• To be done
Note how many lines contain "content" and give that number, with nothing else.

• Raw data
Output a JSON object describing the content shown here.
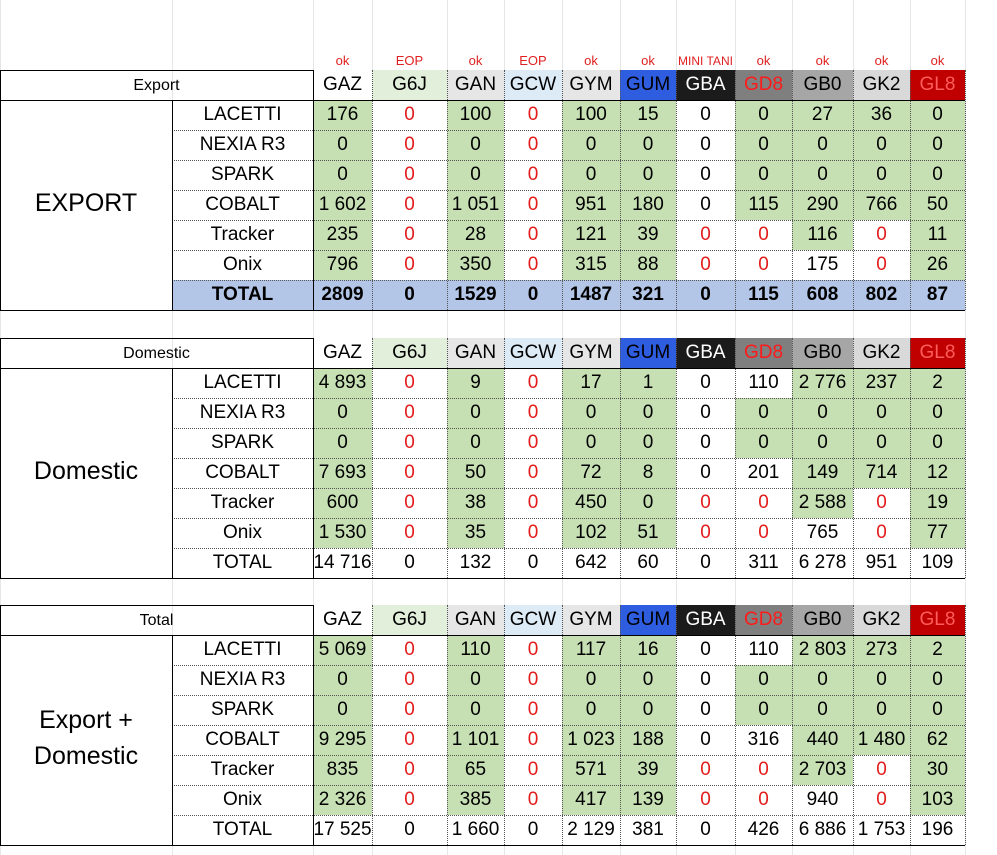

==

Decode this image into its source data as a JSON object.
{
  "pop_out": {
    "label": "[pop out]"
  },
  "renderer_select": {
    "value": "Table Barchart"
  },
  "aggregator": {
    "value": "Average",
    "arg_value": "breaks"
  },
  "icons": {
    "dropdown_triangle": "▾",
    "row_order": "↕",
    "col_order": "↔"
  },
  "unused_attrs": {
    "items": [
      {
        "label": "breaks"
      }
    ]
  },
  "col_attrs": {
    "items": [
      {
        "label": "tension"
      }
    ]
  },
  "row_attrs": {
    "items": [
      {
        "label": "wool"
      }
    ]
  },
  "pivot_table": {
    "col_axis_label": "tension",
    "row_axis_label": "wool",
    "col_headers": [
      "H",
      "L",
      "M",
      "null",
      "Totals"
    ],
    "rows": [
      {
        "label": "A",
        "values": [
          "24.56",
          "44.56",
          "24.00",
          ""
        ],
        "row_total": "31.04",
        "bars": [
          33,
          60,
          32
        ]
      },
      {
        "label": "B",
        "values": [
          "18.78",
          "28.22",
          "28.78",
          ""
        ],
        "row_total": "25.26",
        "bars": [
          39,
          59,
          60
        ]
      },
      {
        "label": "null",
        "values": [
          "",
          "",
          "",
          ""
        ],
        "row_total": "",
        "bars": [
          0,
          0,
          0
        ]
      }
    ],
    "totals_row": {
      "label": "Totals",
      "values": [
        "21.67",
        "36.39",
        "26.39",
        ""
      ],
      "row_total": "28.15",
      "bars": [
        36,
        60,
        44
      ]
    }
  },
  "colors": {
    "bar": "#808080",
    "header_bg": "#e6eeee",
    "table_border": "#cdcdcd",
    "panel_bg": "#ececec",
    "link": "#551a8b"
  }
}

==

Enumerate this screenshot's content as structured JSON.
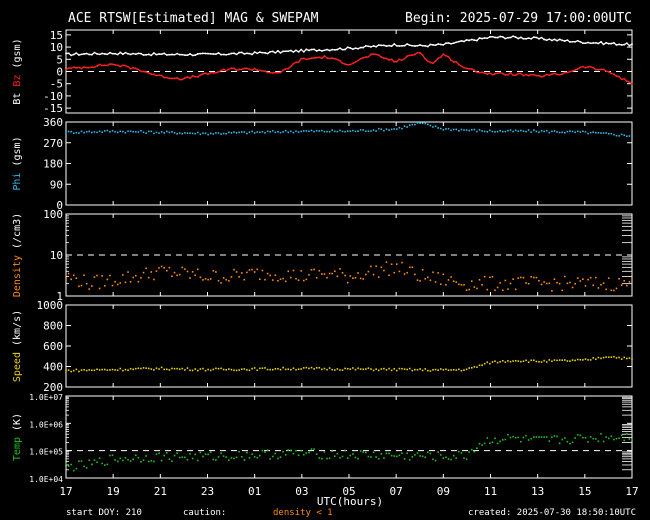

• Exercise response
2